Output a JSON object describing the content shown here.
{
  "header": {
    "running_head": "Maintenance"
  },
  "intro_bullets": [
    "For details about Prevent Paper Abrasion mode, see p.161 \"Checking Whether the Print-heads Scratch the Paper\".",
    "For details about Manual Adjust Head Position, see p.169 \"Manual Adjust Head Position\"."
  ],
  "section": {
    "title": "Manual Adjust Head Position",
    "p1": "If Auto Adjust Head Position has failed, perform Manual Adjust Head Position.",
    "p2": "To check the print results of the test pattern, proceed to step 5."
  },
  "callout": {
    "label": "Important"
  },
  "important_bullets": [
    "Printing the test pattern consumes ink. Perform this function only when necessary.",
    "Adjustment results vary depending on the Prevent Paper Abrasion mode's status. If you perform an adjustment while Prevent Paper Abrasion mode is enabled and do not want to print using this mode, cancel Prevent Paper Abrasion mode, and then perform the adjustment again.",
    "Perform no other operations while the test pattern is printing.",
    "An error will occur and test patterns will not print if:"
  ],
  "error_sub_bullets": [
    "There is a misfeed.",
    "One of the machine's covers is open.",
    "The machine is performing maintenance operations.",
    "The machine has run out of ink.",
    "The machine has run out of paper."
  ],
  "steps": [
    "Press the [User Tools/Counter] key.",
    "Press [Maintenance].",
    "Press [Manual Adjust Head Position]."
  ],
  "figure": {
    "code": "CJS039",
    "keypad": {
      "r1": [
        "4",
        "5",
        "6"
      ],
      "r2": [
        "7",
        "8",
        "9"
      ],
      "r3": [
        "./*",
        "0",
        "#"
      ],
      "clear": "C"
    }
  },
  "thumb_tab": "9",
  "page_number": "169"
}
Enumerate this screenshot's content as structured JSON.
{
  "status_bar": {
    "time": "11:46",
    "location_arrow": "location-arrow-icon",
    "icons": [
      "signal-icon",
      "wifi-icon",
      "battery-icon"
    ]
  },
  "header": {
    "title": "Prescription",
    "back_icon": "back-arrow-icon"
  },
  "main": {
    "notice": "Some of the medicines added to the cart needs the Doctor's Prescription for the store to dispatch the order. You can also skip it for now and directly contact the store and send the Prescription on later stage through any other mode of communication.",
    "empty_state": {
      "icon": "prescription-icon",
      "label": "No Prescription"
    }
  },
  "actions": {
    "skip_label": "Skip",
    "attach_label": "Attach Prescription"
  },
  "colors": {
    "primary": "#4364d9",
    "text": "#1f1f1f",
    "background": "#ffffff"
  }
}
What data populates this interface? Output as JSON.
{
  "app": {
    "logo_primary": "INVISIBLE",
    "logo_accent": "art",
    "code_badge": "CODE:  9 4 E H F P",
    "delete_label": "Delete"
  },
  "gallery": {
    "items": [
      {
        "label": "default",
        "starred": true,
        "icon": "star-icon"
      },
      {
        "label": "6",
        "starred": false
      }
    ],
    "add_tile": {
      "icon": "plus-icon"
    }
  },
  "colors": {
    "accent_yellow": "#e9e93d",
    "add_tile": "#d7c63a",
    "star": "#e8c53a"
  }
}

### Stated goal
Repeat all the entries word for word.

### Result
Output a JSON object describing the content shown here.
{
  "header": {
    "running_head": "Maintenance"
  },
  "intro_bullets": [
    "For details about Prevent Paper Abrasion mode, see p.161 \"Checking Whether the Print-heads Scratch the Paper\".",
    "For details about Manual Adjust Head Position, see p.169 \"Manual Adjust Head Position\"."
  ],
  "section": {
    "title": "Manual Adjust Head Position",
    "p1": "If Auto Adjust Head Position has failed, perform Manual Adjust Head Position.",
    "p2": "To check the print results of the test pattern, proceed to step 5."
  },
  "callout": {
    "label": "Important"
  },
  "important_bullets": [
    "Printing the test pattern consumes ink. Perform this function only when necessary.",
    "Adjustment results vary depending on the Prevent Paper Abrasion mode's status. If you perform an adjustment while Prevent Paper Abrasion mode is enabled and do not want to print using this mode, cancel Prevent Paper Abrasion mode, and then perform the adjustment again.",
    "Perform no other operations while the test pattern is printing.",
    "An error will occur and test patterns will not print if:"
  ],
  "error_sub_bullets": [
    "There is a misfeed.",
    "One of the machine's covers is open.",
    "The machine is performing maintenance operations.",
    "The machine has run out of ink.",
    "The machine has run out of paper."
  ],
  "steps": [
    "Press the [User Tools/Counter] key.",
    "Press [Maintenance].",
    "Press [Manual Adjust Head Position]."
  ],
  "figure": {
    "code": "CJS039",
    "keypad": {
      "r1": [
        "4",
        "5",
        "6"
      ],
      "r2": [
        "7",
        "8",
        "9"
      ],
      "r3": [
        "./*",
        "0",
        "#"
      ],
      "clear": "C"
    }
  },
  "thumb_tab": "9",
  "page_number": "169"
}
Enumerate this screenshot's content as structured JSON.
{
  "status_bar": {
    "time": "11:46",
    "location_arrow": "location-arrow-icon",
    "icons": [
      "signal-icon",
      "wifi-icon",
      "battery-icon"
    ]
  },
  "header": {
    "title": "Prescription",
    "back_icon": "back-arrow-icon"
  },
  "main": {
    "notice": "Some of the medicines added to the cart needs the Doctor's Prescription for the store to dispatch the order. You can also skip it for now and directly contact the store and send the Prescription on later stage through any other mode of communication.",
    "empty_state": {
      "icon": "prescription-icon",
      "label": "No Prescription"
    }
  },
  "actions": {
    "skip_label": "Skip",
    "attach_label": "Attach Prescription"
  },
  "colors": {
    "primary": "#4364d9",
    "text": "#1f1f1f",
    "background": "#ffffff"
  }
}
What data populates this interface? Output as JSON.
{
  "app": {
    "logo_primary": "INVISIBLE",
    "logo_accent": "art",
    "code_badge": "CODE:  9 4 E H F P",
    "delete_label": "Delete"
  },
  "gallery": {
    "items": [
      {
        "label": "default",
        "starred": true,
        "icon": "star-icon"
      },
      {
        "label": "6",
        "starred": false
      }
    ],
    "add_tile": {
      "icon": "plus-icon"
    }
  },
  "colors": {
    "accent_yellow": "#e9e93d",
    "add_tile": "#d7c63a",
    "star": "#e8c53a"
  }
}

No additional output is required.